--- START OF INPUT ---

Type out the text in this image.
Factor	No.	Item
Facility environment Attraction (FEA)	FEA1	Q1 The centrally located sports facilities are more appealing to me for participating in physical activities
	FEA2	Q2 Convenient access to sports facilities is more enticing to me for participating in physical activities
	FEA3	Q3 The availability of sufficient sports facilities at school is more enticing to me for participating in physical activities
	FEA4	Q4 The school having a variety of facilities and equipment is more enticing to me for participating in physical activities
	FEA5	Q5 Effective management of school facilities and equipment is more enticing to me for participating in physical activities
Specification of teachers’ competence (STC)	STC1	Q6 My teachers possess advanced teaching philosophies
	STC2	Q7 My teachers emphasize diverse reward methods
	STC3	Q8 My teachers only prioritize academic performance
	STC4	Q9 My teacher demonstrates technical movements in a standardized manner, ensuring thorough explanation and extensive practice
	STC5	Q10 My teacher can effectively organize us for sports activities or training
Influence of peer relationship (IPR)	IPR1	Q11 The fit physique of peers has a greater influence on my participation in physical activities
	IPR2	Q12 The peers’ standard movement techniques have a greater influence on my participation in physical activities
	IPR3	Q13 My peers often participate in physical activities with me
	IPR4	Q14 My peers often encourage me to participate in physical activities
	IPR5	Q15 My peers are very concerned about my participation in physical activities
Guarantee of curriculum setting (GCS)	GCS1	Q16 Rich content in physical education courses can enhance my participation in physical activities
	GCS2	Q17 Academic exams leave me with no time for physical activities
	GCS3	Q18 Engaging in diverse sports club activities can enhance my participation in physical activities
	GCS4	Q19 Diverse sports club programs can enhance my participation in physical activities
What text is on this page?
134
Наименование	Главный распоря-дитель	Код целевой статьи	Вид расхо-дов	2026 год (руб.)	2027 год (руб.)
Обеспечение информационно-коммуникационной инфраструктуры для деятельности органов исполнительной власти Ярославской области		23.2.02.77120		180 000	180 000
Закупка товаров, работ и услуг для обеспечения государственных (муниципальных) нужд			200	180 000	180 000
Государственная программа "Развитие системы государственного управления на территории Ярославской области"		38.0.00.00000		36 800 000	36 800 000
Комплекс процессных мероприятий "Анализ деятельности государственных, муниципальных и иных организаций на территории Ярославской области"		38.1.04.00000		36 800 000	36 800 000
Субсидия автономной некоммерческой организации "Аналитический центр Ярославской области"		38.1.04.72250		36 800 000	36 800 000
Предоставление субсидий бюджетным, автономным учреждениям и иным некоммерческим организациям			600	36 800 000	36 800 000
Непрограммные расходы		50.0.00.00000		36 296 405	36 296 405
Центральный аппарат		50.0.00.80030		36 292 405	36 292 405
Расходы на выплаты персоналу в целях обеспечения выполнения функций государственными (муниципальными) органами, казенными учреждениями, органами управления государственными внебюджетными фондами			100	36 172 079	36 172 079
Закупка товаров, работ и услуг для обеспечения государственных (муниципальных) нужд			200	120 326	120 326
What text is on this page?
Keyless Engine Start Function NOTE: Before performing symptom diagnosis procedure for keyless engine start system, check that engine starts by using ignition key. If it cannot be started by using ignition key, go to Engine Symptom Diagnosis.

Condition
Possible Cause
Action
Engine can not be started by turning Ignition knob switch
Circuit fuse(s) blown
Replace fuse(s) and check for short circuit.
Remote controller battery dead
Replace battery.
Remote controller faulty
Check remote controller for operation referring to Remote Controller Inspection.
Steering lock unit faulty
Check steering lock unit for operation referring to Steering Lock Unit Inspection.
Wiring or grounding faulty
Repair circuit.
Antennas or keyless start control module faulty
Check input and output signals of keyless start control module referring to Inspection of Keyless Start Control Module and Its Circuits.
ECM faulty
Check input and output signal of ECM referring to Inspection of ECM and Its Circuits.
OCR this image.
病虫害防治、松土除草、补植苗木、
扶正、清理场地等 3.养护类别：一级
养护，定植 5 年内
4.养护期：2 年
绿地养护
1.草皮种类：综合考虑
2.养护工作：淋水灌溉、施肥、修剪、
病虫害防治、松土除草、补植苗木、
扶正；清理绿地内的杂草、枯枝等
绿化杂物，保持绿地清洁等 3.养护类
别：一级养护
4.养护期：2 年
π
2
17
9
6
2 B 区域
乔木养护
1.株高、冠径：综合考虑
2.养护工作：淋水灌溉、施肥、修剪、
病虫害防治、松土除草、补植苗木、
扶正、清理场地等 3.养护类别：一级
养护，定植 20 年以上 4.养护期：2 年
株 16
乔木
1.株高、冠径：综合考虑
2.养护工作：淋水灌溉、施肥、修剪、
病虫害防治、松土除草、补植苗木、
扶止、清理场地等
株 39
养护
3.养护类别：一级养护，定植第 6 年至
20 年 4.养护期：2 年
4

--- END OF INPUT ---

OBJECTIVE
Using the data above, print every record exactly as shown.

WORKED ANSWER
Type out the text in this image.
Factor	No.	Item
Facility environment Attraction (FEA)	FEA1	Q1 The centrally located sports facilities are more appealing to me for participating in physical activities
	FEA2	Q2 Convenient access to sports facilities is more enticing to me for participating in physical activities
	FEA3	Q3 The availability of sufficient sports facilities at school is more enticing to me for participating in physical activities
	FEA4	Q4 The school having a variety of facilities and equipment is more enticing to me for participating in physical activities
	FEA5	Q5 Effective management of school facilities and equipment is more enticing to me for participating in physical activities
Specification of teachers’ competence (STC)	STC1	Q6 My teachers possess advanced teaching philosophies
	STC2	Q7 My teachers emphasize diverse reward methods
	STC3	Q8 My teachers only prioritize academic performance
	STC4	Q9 My teacher demonstrates technical movements in a standardized manner, ensuring thorough explanation and extensive practice
	STC5	Q10 My teacher can effectively organize us for sports activities or training
Influence of peer relationship (IPR)	IPR1	Q11 The fit physique of peers has a greater influence on my participation in physical activities
	IPR2	Q12 The peers’ standard movement techniques have a greater influence on my participation in physical activities
	IPR3	Q13 My peers often participate in physical activities with me
	IPR4	Q14 My peers often encourage me to participate in physical activities
	IPR5	Q15 My peers are very concerned about my participation in physical activities
Guarantee of curriculum setting (GCS)	GCS1	Q16 Rich content in physical education courses can enhance my participation in physical activities
	GCS2	Q17 Academic exams leave me with no time for physical activities
	GCS3	Q18 Engaging in diverse sports club activities can enhance my participation in physical activities
	GCS4	Q19 Diverse sports club programs can enhance my participation in physical activities
What text is on this page?
134
Наименование	Главный распоря-дитель	Код целевой статьи	Вид расхо-дов	2026 год (руб.)	2027 год (руб.)
Обеспечение информационно-коммуникационной инфраструктуры для деятельности органов исполнительной власти Ярославской области		23.2.02.77120		180 000	180 000
Закупка товаров, работ и услуг для обеспечения государственных (муниципальных) нужд			200	180 000	180 000
Государственная программа "Развитие системы государственного управления на территории Ярославской области"		38.0.00.00000		36 800 000	36 800 000
Комплекс процессных мероприятий "Анализ деятельности государственных, муниципальных и иных организаций на территории Ярославской области"		38.1.04.00000		36 800 000	36 800 000
Субсидия автономной некоммерческой организации "Аналитический центр Ярославской области"		38.1.04.72250		36 800 000	36 800 000
Предоставление субсидий бюджетным, автономным учреждениям и иным некоммерческим организациям			600	36 800 000	36 800 000
Непрограммные расходы		50.0.00.00000		36 296 405	36 296 405
Центральный аппарат		50.0.00.80030		36 292 405	36 292 405
Расходы на выплаты персоналу в целях обеспечения выполнения функций государственными (муниципальными) органами, казенными учреждениями, органами управления государственными внебюджетными фондами			100	36 172 079	36 172 079
Закупка товаров, работ и услуг для обеспечения государственных (муниципальных) нужд			200	120 326	120 326
What text is on this page?
Keyless Engine Start Function NOTE: Before performing symptom diagnosis procedure for keyless engine start system, check that engine starts by using ignition key. If it cannot be started by using ignition key, go to Engine Symptom Diagnosis.

Condition
Possible Cause
Action
Engine can not be started by turning Ignition knob switch
Circuit fuse(s) blown
Replace fuse(s) and check for short circuit.
Remote controller battery dead
Replace battery.
Remote controller faulty
Check remote controller for operation referring to Remote Controller Inspection.
Steering lock unit faulty
Check steering lock unit for operation referring to Steering Lock Unit Inspection.
Wiring or grounding faulty
Repair circuit.
Antennas or keyless start control module faulty
Check input and output signals of keyless start control module referring to Inspection of Keyless Start Control Module and Its Circuits.
ECM faulty
Check input and output signal of ECM referring to Inspection of ECM and Its Circuits.
OCR this image.
病虫害防治、松土除草、补植苗木、
扶正、清理场地等 3.养护类别：一级
养护，定植 5 年内
4.养护期：2 年
绿地养护
1.草皮种类：综合考虑
2.养护工作：淋水灌溉、施肥、修剪、
病虫害防治、松土除草、补植苗木、
扶正；清理绿地内的杂草、枯枝等
绿化杂物，保持绿地清洁等 3.养护类
别：一级养护
4.养护期：2 年
π
2
17
9
6
2 B 区域
乔木养护
1.株高、冠径：综合考虑
2.养护工作：淋水灌溉、施肥、修剪、
病虫害防治、松土除草、补植苗木、
扶正、清理场地等 3.养护类别：一级
养护，定植 20 年以上 4.养护期：2 年
株 16
乔木
1.株高、冠径：综合考虑
2.养护工作：淋水灌溉、施肥、修剪、
病虫害防治、松土除草、补植苗木、
扶止、清理场地等
株 39
养护
3.养护类别：一级养护，定植第 6 年至
20 年 4.养护期：2 年
4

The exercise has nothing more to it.